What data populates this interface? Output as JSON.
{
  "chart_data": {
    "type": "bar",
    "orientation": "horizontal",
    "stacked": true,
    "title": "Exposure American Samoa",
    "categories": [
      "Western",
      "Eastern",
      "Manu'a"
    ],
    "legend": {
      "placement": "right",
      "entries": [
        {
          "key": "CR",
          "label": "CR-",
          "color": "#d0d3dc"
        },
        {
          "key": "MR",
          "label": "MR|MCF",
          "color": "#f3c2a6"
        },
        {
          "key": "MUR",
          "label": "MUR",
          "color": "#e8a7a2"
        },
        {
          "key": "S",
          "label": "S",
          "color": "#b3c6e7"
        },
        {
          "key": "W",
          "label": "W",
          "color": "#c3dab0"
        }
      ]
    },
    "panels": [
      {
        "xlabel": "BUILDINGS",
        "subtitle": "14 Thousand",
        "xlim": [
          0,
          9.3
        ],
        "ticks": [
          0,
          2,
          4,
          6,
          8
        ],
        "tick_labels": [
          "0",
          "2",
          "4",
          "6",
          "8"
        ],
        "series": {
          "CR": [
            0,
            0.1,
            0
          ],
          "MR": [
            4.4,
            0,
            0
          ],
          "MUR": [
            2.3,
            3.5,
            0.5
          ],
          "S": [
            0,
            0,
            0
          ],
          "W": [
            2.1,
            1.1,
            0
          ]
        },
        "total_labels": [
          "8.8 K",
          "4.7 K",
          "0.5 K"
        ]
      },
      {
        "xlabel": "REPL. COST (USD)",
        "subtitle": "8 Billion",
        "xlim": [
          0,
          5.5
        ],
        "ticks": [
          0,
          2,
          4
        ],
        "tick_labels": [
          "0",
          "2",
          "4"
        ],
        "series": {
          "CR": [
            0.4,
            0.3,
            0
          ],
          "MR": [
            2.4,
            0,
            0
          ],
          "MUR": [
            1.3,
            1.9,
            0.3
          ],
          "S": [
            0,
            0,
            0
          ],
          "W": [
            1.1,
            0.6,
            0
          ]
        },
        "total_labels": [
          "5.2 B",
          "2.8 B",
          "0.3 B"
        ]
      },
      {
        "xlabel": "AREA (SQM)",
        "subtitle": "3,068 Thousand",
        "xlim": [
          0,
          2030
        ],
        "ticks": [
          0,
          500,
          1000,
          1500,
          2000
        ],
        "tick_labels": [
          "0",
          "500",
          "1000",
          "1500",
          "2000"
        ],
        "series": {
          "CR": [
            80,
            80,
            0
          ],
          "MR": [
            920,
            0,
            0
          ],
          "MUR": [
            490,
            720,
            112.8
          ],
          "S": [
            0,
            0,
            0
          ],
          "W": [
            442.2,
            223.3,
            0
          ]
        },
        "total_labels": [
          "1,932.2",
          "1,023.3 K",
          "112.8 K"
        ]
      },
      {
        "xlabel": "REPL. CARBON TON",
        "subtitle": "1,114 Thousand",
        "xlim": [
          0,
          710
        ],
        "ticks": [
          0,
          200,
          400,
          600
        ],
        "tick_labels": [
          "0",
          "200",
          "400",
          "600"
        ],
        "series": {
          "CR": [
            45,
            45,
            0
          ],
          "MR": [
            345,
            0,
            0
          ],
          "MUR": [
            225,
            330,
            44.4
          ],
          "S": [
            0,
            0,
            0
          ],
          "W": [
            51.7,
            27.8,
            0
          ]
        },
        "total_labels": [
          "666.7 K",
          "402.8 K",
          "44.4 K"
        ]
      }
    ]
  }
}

## What to produce
State how many lines of the listing hold the string "subtitle"; reply with the number and nothing else.

## Solution for this exercise
4